TASK OBJECTIVE:
Would you transcribe all of the data exactly, down to the last character?

[start]

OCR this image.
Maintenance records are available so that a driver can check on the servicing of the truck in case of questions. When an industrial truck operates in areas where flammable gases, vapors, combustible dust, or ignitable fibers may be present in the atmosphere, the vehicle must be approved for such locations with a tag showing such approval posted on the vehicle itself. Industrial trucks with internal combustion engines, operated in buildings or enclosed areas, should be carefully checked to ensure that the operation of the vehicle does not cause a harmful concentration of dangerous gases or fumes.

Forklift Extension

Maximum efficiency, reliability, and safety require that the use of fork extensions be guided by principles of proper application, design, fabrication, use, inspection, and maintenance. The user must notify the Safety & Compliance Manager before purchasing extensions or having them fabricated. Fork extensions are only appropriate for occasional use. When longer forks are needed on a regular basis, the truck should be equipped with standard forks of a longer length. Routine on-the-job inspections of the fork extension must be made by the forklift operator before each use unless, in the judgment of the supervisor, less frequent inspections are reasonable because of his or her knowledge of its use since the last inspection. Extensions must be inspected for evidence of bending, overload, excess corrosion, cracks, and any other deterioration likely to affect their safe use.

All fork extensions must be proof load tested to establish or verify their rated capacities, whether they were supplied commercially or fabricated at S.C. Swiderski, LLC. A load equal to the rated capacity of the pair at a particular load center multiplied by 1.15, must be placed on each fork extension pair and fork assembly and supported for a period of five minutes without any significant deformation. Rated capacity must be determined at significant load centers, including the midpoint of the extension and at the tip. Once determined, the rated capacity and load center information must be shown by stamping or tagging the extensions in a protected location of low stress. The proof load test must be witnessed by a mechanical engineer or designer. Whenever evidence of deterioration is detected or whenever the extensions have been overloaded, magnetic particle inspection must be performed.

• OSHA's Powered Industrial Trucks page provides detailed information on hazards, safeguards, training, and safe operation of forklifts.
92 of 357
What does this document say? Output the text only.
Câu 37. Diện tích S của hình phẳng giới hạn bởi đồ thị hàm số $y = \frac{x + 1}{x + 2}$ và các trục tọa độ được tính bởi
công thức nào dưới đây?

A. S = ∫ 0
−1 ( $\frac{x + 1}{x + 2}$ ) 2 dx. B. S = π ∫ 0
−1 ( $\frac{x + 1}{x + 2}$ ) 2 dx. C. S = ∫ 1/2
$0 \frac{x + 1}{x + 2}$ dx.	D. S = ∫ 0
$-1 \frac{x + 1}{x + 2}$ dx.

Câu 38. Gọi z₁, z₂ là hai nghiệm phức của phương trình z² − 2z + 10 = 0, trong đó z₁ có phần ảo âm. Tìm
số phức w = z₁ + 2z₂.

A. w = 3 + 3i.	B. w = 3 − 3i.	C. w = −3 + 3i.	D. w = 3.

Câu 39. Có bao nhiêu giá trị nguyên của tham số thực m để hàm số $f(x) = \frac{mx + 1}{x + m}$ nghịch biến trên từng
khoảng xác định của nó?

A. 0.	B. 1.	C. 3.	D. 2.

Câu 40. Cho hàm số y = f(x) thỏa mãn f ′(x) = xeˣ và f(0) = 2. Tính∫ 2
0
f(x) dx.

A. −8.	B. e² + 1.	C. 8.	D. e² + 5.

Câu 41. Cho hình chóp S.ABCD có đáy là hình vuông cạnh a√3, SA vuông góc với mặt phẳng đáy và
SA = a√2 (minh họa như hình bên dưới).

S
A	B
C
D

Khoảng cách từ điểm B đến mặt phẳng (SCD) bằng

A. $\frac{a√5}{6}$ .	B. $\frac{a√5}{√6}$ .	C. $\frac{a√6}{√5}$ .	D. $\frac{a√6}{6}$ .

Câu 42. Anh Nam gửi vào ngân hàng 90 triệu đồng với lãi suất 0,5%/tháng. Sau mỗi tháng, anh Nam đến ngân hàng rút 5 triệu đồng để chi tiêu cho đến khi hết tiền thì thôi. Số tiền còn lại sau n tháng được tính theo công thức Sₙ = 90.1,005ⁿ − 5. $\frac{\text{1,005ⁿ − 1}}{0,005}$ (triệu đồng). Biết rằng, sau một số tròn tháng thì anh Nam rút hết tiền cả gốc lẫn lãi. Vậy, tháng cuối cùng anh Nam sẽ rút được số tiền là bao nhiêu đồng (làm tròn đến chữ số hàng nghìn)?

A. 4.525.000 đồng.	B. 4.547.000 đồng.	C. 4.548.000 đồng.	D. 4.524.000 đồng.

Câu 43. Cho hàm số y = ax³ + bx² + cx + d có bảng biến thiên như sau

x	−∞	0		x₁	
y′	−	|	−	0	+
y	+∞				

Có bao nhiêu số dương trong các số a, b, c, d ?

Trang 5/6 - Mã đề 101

[end]

EXERCISE RESULT:
OCR this image.
Maintenance records are available so that a driver can check on the servicing of the truck in case of questions. When an industrial truck operates in areas where flammable gases, vapors, combustible dust, or ignitable fibers may be present in the atmosphere, the vehicle must be approved for such locations with a tag showing such approval posted on the vehicle itself. Industrial trucks with internal combustion engines, operated in buildings or enclosed areas, should be carefully checked to ensure that the operation of the vehicle does not cause a harmful concentration of dangerous gases or fumes.

Forklift Extension

Maximum efficiency, reliability, and safety require that the use of fork extensions be guided by principles of proper application, design, fabrication, use, inspection, and maintenance. The user must notify the Safety & Compliance Manager before purchasing extensions or having them fabricated. Fork extensions are only appropriate for occasional use. When longer forks are needed on a regular basis, the truck should be equipped with standard forks of a longer length. Routine on-the-job inspections of the fork extension must be made by the forklift operator before each use unless, in the judgment of the supervisor, less frequent inspections are reasonable because of his or her knowledge of its use since the last inspection. Extensions must be inspected for evidence of bending, overload, excess corrosion, cracks, and any other deterioration likely to affect their safe use.

All fork extensions must be proof load tested to establish or verify their rated capacities, whether they were supplied commercially or fabricated at S.C. Swiderski, LLC. A load equal to the rated capacity of the pair at a particular load center multiplied by 1.15, must be placed on each fork extension pair and fork assembly and supported for a period of five minutes without any significant deformation. Rated capacity must be determined at significant load centers, including the midpoint of the extension and at the tip. Once determined, the rated capacity and load center information must be shown by stamping or tagging the extensions in a protected location of low stress. The proof load test must be witnessed by a mechanical engineer or designer. Whenever evidence of deterioration is detected or whenever the extensions have been overloaded, magnetic particle inspection must be performed.

• OSHA's Powered Industrial Trucks page provides detailed information on hazards, safeguards, training, and safe operation of forklifts.
92 of 357
What does this document say? Output the text only.
Câu 37. Diện tích S của hình phẳng giới hạn bởi đồ thị hàm số $y = \frac{x + 1}{x + 2}$ và các trục tọa độ được tính bởi
công thức nào dưới đây?

A. S = ∫ 0
−1 ( $\frac{x + 1}{x + 2}$ ) 2 dx. B. S = π ∫ 0
−1 ( $\frac{x + 1}{x + 2}$ ) 2 dx. C. S = ∫ 1/2
$0 \frac{x + 1}{x + 2}$ dx.	D. S = ∫ 0
$-1 \frac{x + 1}{x + 2}$ dx.

Câu 38. Gọi z₁, z₂ là hai nghiệm phức của phương trình z² − 2z + 10 = 0, trong đó z₁ có phần ảo âm. Tìm
số phức w = z₁ + 2z₂.

A. w = 3 + 3i.	B. w = 3 − 3i.	C. w = −3 + 3i.	D. w = 3.

Câu 39. Có bao nhiêu giá trị nguyên của tham số thực m để hàm số $f(x) = \frac{mx + 1}{x + m}$ nghịch biến trên từng
khoảng xác định của nó?

A. 0.	B. 1.	C. 3.	D. 2.

Câu 40. Cho hàm số y = f(x) thỏa mãn f ′(x) = xeˣ và f(0) = 2. Tính∫ 2
0
f(x) dx.

A. −8.	B. e² + 1.	C. 8.	D. e² + 5.

Câu 41. Cho hình chóp S.ABCD có đáy là hình vuông cạnh a√3, SA vuông góc với mặt phẳng đáy và
SA = a√2 (minh họa như hình bên dưới).

S
A	B
C
D

Khoảng cách từ điểm B đến mặt phẳng (SCD) bằng

A. $\frac{a√5}{6}$ .	B. $\frac{a√5}{√6}$ .	C. $\frac{a√6}{√5}$ .	D. $\frac{a√6}{6}$ .

Câu 42. Anh Nam gửi vào ngân hàng 90 triệu đồng với lãi suất 0,5%/tháng. Sau mỗi tháng, anh Nam đến ngân hàng rút 5 triệu đồng để chi tiêu cho đến khi hết tiền thì thôi. Số tiền còn lại sau n tháng được tính theo công thức Sₙ = 90.1,005ⁿ − 5. $\frac{\text{1,005ⁿ − 1}}{0,005}$ (triệu đồng). Biết rằng, sau một số tròn tháng thì anh Nam rút hết tiền cả gốc lẫn lãi. Vậy, tháng cuối cùng anh Nam sẽ rút được số tiền là bao nhiêu đồng (làm tròn đến chữ số hàng nghìn)?

A. 4.525.000 đồng.	B. 4.547.000 đồng.	C. 4.548.000 đồng.	D. 4.524.000 đồng.

Câu 43. Cho hàm số y = ax³ + bx² + cx + d có bảng biến thiên như sau

x	−∞	0		x₁	
y′	−	|	−	0	+
y	+∞				

Có bao nhiêu số dương trong các số a, b, c, d ?

Trang 5/6 - Mã đề 101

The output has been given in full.